- **Job**
What is the count of lines that hold the word "page"? Give only the number.
— begin —
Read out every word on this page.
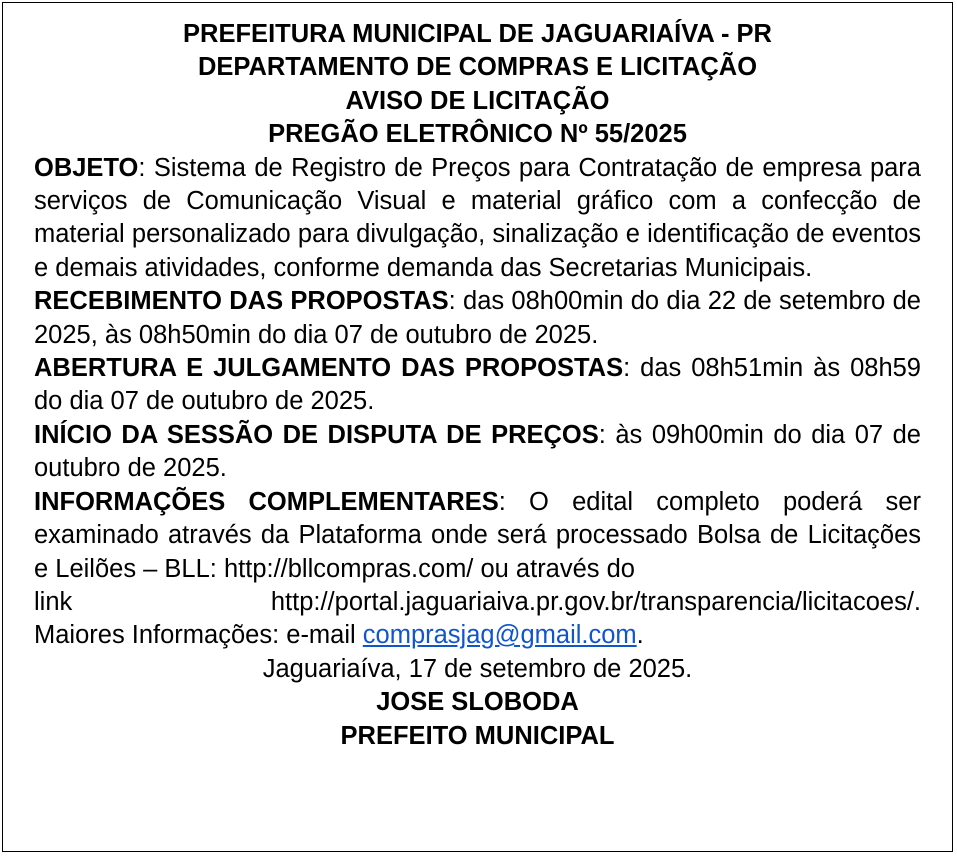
PREFEITURA MUNICIPAL DE JAGUARIAÍVA - PR

DEPARTAMENTO DE COMPRAS E LICITAÇÃO

AVISO DE LICITAÇÃO

PREGÃO ELETRÔNICO Nº 55/2025

OBJETO: Sistema de Registro de Preços para Contratação de empresa para serviços de Comunicação Visual e material gráfico com a confecção de material personalizado para divulgação, sinalização e identificação de eventos e demais atividades, conforme demanda das Secretarias Municipais.

RECEBIMENTO DAS PROPOSTAS: das 08h00min do dia 22 de setembro de 2025, às 08h50min do dia 07 de outubro de 2025.

ABERTURA E JULGAMENTO DAS PROPOSTAS: das 08h51min às 08h59 do dia 07 de outubro de 2025.

INÍCIO DA SESSÃO DE DISPUTA DE PREÇOS: às 09h00min do dia 07 de outubro de 2025.

INFORMAÇÕES COMPLEMENTARES: O edital completo poderá ser examinado através da Plataforma onde será processado Bolsa de Licitações e Leilões – BLL: http://bllcompras.com/ ou através do

link	http://portal.jaguariaiva.pr.gov.br/transparencia/licitacoes/.

Maiores Informações: e-mail comprasjag@gmail.com.

Jaguariaíva, 17 de setembro de 2025.

JOSE SLOBODA

PREFEITO MUNICIPAL
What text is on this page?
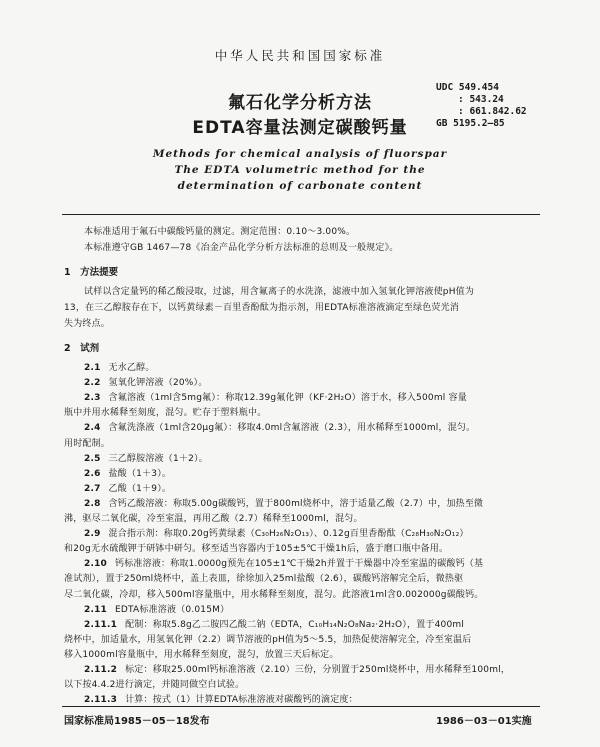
中华人民共和国国家标准
氟石化学分析方法
EDTA容量法测定碳酸钙量
UDC 549.454
: 543.24
: 661.842.62
GB 5195.2—85
Methods for chemical analysis of fluorspar
The EDTA volumetric method for the
determination of carbonate content
本标准适用于氟石中碳酸钙量的测定。测定范围：0.10～3.00%。
本标准遵守GB 1467—78《冶金产品化学分析方法标准的总则及一般规定》。
1　方法提要
试样以含定量钙的稀乙酸浸取，过滤，用含氟离子的水洗涤，滤液中加入氢氧化钾溶液使pH值为
13，在三乙醇胺存在下，以钙黄绿素－百里香酚酞为指示剂，用EDTA标准溶液滴定至绿色荧光消
失为终点。
2　试剂
2.1 无水乙醇。
2.2 氢氧化钾溶液（20%）。
2.3 含氟溶液（1ml含5mg氟）：称取12.39g氟化钾（KF·2H₂O）溶于水，移入500ml 容量
瓶中并用水稀释至刻度，混匀。贮存于塑料瓶中。
2.4 含氟洗涤液（1ml含20μg氟）：移取4.0ml含氟溶液（2.3），用水稀释至1000ml，混匀。
用时配制。
2.5 三乙醇胺溶液（1＋2）。
2.6 盐酸（1＋3）。
2.7 乙酸（1＋9）。
2.8 含钙乙酸溶液：称取5.00g碳酸钙，置于800ml烧杯中，溶于适量乙酸（2.7）中，加热至微
沸，驱尽二氧化碳，冷至室温，再用乙酸（2.7）稀释至1000ml，混匀。
2.9 混合指示剂：称取0.20g钙黄绿素（C₃₀H₂₆N₂O₁₃）、0.12g百里香酚酞（C₂₈H₃₀N₂O₁₂）
和20g无水硫酸钾于研钵中研匀。移至适当容器内于105±5℃干燥1h后，盛于磨口瓶中备用。
2.10 钙标准溶液：称取1.0000g预先在105±1℃干燥2h并置于干燥器中冷至室温的碳酸钙（基
准试剂），置于250ml烧杯中，盖上表皿，徐徐加入25ml盐酸（2.6），碳酸钙溶解完全后，微热驱
尽二氧化碳，冷却，移入500ml容量瓶中，用水稀释至刻度，混匀。此溶液1ml含0.002000g碳酸钙。
2.11 EDTA标准溶液（0.015M）
2.11.1 配制：称取5.8g乙二胺四乙酸二钠（EDTA，C₁₀H₁₄N₂O₈Na₂·2H₂O），置于400ml
烧杯中，加适量水，用氢氧化钾（2.2）调节溶液的pH值为5～5.5，加热促使溶解完全，冷至室温后
移入1000ml容量瓶中，用水稀释至刻度，混匀，放置三天后标定。
2.11.2 标定：移取25.00ml钙标准溶液（2.10）三份，分别置于250ml烧杯中，用水稀释至100ml，
以下按4.4.2进行滴定，并随同做空白试验。
2.11.3 计算：按式（1）计算EDTA标准溶液对碳酸钙的滴定度：
国家标准局1985－05－18发布	1986－03－01实施
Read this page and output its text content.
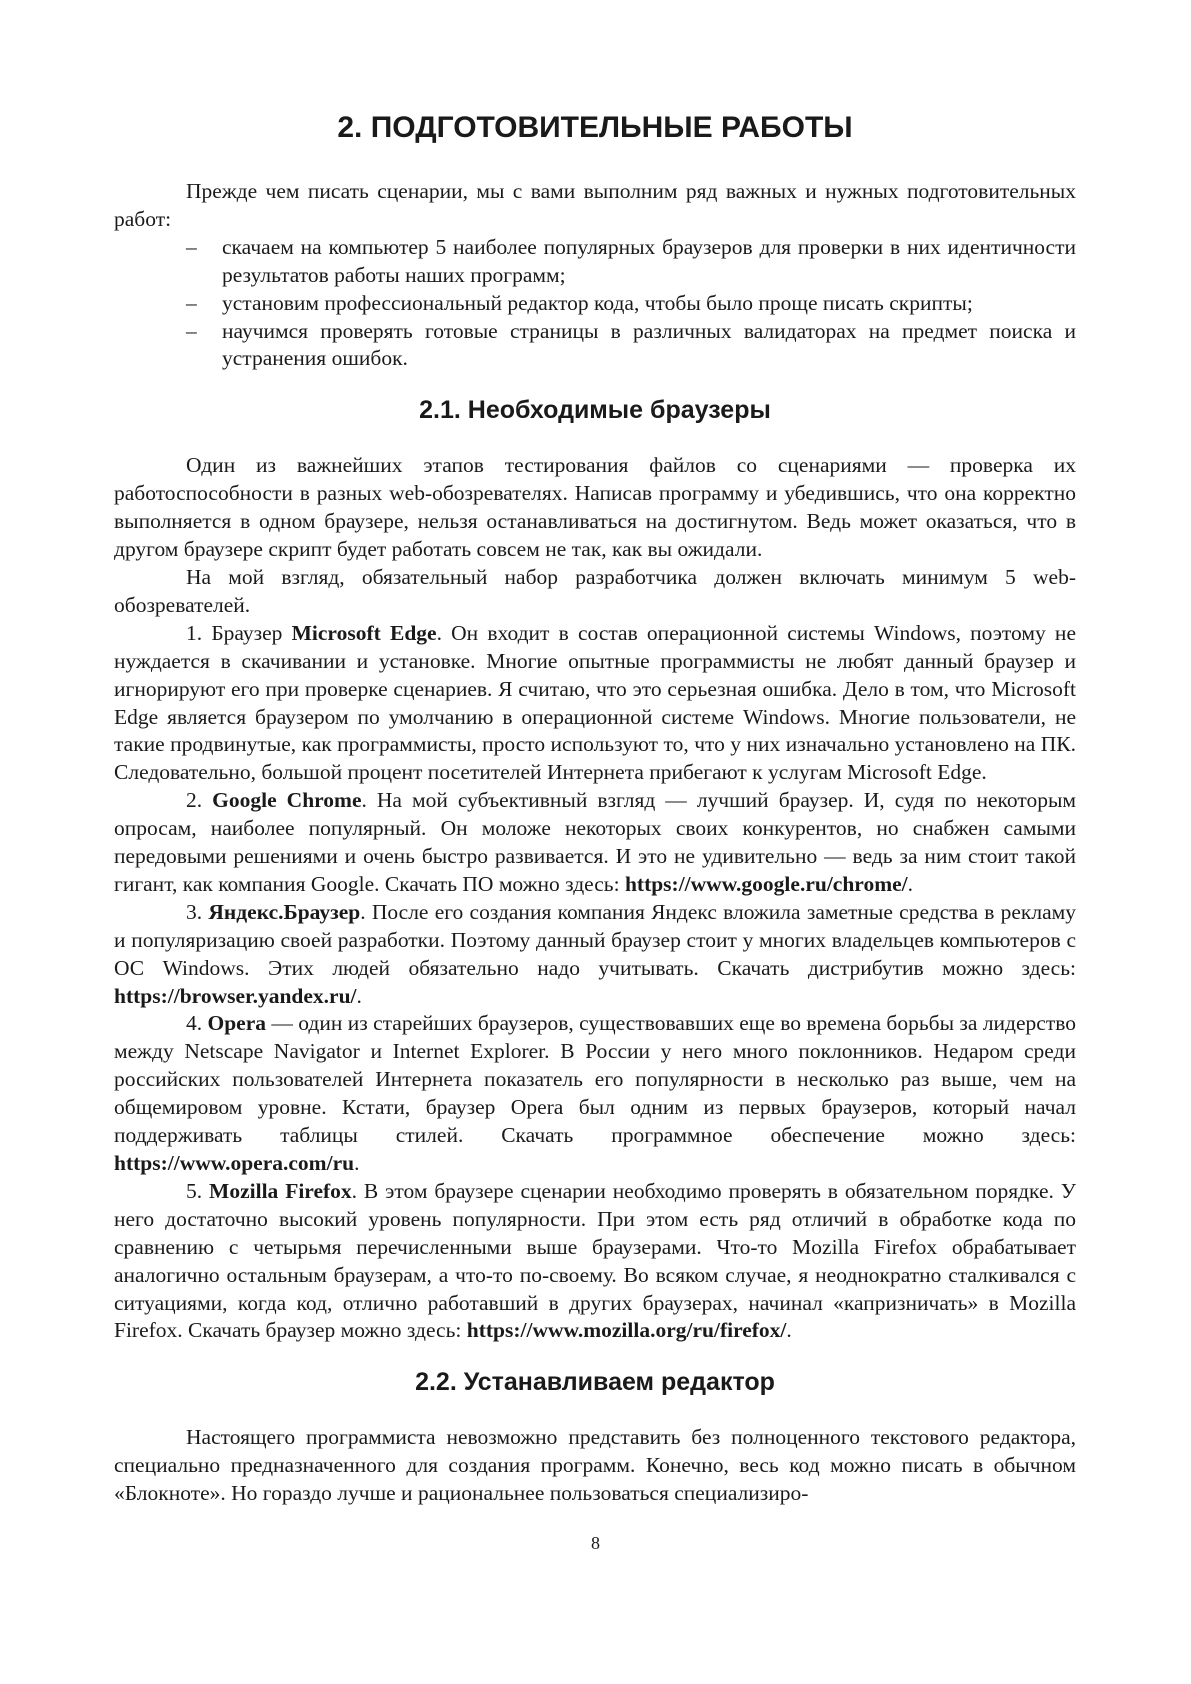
2. ПОДГОТОВИТЕЛЬНЫЕ РАБОТЫ

Прежде чем писать сценарии, мы с вами выполним ряд важных и нужных подготовительных работ:

– скачаем на компьютер 5 наиболее популярных браузеров для проверки в них идентичности результатов работы наших программ;
– установим профессиональный редактор кода, чтобы было проще писать скрипты;
– научимся проверять готовые страницы в различных валидаторах на предмет поиска и устранения ошибок.
2.1. Необходимые браузеры

Один из важнейших этапов тестирования файлов со сценариями — проверка их работоспособности в разных web-обозревателях. Написав программу и убедившись, что она корректно выполняется в одном браузере, нельзя останавливаться на достигнутом. Ведь может оказаться, что в другом браузере скрипт будет работать совсем не так, как вы ожидали.

На мой взгляд, обязательный набор разработчика должен включать минимум 5 web-обозревателей.

1. Браузер Microsoft Edge. Он входит в состав операционной системы Windows, поэтому не нуждается в скачивании и установке. Многие опытные программисты не любят данный браузер и игнорируют его при проверке сценариев. Я считаю, что это серьезная ошибка. Дело в том, что Microsoft Edge является браузером по умолчанию в операционной системе Windows. Многие пользователи, не такие продвинутые, как программисты, просто используют то, что у них изначально установлено на ПК. Следовательно, большой процент посетителей Интернета прибегают к услугам Microsoft Edge.

2. Google Chrome. На мой субъективный взгляд — лучший браузер. И, судя по некоторым опросам, наиболее популярный. Он моложе некоторых своих конкурентов, но снабжен самыми передовыми решениями и очень быстро развивается. И это не удивительно — ведь за ним стоит такой гигант, как компания Google. Скачать ПО можно здесь: https://www.google.ru/chrome/.

3. Яндекс.Браузер. После его создания компания Яндекс вложила заметные средства в рекламу и популяризацию своей разработки. Поэтому данный браузер стоит у многих владельцев компьютеров с ОС Windows. Этих людей обязательно надо учитывать. Скачать дистрибутив можно здесь: https://browser.yandex.ru/.

4. Opera — один из старейших браузеров, существовавших еще во времена борьбы за лидерство между Netscape Navigator и Internet Explorer. В России у него много поклонников. Недаром среди российских пользователей Интернета показатель его популярности в несколько раз выше, чем на общемировом уровне. Кстати, браузер Opera был одним из первых браузеров, который начал поддерживать таблицы стилей. Скачать программное обеспечение можно здесь: https://www.opera.com/ru.

5. Mozilla Firefox. В этом браузере сценарии необходимо проверять в обязательном порядке. У него достаточно высокий уровень популярности. При этом есть ряд отличий в обработке кода по сравнению с четырьмя перечисленными выше браузерами. Что-то Mozilla Firefox обрабатывает аналогично остальным браузерам, а что-то по-своему. Во всяком случае, я неоднократно сталкивался с ситуациями, когда код, отлично работавший в других браузерах, начинал «капризничать» в Mozilla Firefox. Скачать браузер можно здесь: https://www.mozilla.org/ru/firefox/.

2.2. Устанавливаем редактор

Настоящего программиста невозможно представить без полноценного текстового редактора, специально предназначенного для создания программ. Конечно, весь код можно писать в обычном «Блокноте». Но гораздо лучше и рациональнее пользоваться специализиро-

8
— end —
- **Written reply**
3